REQUIRED WORK:
Pull out each line of the records holding the string "Whole".

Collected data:

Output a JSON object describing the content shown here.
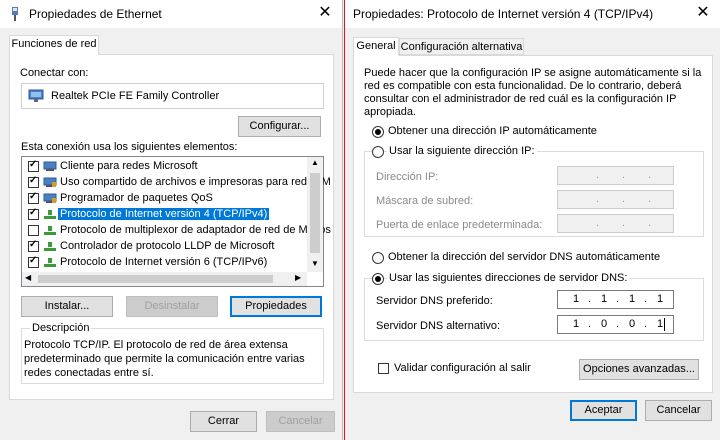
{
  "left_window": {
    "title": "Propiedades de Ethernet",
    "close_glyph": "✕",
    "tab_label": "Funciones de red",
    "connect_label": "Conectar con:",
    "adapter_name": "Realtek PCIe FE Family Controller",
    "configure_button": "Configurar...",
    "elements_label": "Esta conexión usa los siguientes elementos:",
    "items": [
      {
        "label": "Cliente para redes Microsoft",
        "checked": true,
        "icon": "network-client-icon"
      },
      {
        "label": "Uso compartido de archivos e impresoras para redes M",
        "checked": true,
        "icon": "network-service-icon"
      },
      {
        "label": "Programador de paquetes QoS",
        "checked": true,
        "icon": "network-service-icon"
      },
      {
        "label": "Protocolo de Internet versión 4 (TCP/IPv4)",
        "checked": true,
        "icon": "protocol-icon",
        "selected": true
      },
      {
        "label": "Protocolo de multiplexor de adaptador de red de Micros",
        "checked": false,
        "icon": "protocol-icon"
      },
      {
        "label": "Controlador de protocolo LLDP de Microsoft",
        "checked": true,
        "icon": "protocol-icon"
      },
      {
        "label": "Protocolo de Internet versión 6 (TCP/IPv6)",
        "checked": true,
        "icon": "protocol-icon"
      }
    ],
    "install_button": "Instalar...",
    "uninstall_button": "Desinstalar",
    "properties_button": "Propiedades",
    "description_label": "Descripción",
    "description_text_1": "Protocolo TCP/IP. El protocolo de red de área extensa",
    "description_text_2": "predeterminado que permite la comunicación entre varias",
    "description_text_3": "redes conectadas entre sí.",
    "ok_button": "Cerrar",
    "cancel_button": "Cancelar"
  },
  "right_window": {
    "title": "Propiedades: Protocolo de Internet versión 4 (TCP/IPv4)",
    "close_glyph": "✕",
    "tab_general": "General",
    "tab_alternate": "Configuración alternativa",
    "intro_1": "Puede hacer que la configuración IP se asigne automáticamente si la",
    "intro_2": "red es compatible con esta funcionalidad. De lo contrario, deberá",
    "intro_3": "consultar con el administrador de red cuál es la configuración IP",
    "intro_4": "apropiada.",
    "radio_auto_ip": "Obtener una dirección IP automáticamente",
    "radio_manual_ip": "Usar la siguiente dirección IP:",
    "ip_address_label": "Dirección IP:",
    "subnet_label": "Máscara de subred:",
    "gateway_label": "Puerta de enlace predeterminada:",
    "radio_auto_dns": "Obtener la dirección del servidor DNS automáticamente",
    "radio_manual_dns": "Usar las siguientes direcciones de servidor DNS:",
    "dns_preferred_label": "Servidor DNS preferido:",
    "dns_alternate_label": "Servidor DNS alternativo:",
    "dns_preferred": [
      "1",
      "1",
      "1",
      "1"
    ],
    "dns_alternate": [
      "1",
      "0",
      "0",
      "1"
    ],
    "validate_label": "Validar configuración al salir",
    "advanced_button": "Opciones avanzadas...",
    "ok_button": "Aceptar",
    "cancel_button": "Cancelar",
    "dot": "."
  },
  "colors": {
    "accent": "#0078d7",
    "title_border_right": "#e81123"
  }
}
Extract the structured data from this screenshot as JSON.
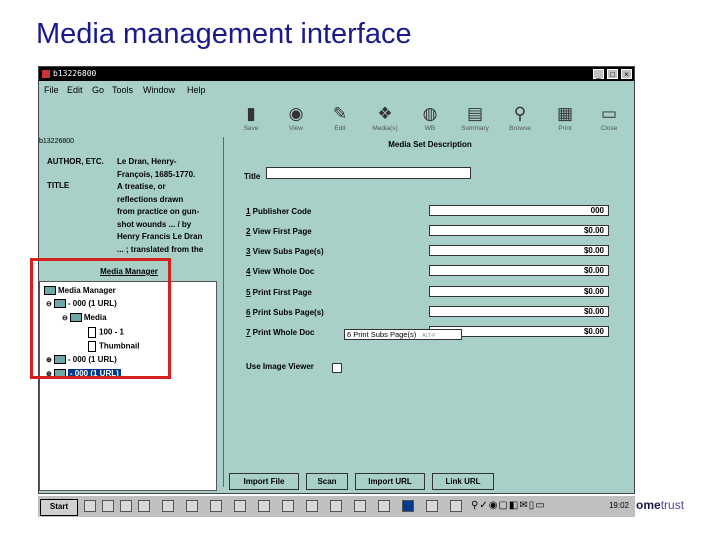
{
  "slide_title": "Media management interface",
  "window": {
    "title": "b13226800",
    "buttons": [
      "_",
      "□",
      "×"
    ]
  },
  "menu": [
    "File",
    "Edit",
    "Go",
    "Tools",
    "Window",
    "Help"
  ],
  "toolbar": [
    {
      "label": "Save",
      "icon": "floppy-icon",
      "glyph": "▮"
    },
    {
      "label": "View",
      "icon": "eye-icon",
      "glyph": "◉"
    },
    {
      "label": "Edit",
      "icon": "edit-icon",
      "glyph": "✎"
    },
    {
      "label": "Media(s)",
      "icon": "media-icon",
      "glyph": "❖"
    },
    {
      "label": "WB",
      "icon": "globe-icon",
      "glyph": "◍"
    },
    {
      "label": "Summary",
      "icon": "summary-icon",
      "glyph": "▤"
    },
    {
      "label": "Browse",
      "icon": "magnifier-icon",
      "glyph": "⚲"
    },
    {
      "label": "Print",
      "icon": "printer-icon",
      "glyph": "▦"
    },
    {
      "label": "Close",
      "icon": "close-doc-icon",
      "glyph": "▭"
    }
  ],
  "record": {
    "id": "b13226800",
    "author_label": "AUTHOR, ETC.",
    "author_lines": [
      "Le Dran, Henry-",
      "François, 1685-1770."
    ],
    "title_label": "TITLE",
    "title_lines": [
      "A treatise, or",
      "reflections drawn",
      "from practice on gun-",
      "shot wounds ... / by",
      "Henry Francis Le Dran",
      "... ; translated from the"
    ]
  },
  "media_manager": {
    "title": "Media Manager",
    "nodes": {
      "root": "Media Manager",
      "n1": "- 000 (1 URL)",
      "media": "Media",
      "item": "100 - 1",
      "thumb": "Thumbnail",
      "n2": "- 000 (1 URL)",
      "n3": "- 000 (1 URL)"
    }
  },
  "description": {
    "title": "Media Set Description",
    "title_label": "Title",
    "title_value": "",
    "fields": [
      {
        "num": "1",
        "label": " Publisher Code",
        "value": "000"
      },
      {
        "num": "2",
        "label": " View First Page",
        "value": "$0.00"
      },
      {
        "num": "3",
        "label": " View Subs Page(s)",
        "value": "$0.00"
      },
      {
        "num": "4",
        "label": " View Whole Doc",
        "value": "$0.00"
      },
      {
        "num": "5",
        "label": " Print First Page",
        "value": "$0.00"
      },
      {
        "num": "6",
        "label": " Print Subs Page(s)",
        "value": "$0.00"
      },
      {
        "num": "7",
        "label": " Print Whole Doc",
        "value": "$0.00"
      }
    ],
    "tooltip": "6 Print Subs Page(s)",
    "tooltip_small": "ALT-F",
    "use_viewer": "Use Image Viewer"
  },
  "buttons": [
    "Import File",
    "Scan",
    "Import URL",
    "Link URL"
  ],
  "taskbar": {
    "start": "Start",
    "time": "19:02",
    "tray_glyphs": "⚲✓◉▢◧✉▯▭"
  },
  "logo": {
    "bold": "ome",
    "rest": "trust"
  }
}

ANSWER TO THIS EXERCISE:
        "label": " View Whole Doc",
        "label": " Print Whole Doc",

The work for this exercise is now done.